[Dataset items]
=-=-=-=-=

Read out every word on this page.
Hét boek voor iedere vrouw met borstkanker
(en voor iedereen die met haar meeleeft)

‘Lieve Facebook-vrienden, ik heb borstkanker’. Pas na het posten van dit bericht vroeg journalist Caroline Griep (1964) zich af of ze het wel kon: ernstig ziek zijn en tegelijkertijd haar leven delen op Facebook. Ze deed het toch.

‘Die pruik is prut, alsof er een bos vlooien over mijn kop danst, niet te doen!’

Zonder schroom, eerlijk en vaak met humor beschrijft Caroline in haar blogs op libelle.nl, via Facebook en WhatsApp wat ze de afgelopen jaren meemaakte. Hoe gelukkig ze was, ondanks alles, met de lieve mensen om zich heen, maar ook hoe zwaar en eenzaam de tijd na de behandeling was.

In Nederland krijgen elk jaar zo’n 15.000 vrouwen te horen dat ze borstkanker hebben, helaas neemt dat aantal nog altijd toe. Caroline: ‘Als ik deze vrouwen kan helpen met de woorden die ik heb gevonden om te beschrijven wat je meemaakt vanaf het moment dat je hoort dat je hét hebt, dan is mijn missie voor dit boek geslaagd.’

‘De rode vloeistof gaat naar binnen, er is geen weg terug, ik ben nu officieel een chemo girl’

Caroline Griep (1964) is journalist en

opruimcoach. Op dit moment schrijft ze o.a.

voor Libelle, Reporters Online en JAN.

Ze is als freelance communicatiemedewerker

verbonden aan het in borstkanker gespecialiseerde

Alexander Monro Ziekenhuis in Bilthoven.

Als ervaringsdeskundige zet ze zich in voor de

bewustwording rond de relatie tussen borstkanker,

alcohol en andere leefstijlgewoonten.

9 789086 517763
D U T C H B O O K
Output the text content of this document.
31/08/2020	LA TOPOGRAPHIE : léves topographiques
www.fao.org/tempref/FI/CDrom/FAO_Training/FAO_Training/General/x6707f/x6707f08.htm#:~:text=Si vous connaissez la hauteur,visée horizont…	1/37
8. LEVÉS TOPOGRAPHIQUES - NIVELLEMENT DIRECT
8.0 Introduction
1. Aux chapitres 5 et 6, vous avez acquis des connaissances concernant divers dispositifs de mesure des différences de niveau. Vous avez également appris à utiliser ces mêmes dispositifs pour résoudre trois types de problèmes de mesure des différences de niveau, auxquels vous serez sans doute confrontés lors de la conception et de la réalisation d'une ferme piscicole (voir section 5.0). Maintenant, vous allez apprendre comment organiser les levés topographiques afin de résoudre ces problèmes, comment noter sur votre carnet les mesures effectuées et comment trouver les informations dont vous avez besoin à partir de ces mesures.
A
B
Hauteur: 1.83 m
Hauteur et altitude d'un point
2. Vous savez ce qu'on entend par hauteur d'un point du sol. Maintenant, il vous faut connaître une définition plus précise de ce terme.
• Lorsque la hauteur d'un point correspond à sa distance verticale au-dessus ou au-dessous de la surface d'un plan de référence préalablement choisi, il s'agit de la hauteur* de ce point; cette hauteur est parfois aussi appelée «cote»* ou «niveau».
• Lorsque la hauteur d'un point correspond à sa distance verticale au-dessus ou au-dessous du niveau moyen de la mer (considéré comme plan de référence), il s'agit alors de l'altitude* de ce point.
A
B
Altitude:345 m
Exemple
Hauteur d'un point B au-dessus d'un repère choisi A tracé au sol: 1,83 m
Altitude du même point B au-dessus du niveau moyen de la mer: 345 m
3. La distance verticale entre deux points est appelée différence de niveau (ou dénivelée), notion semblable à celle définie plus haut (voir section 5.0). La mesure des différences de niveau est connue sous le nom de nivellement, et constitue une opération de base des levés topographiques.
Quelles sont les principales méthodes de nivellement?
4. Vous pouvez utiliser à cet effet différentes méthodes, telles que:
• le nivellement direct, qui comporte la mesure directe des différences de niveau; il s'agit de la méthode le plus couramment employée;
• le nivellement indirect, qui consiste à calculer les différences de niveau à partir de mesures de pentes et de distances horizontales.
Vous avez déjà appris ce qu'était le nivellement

=-=-=-=-=

Tell how many lines of the records above hold the string "dessous". Give no other text.

- Answer to this task:
2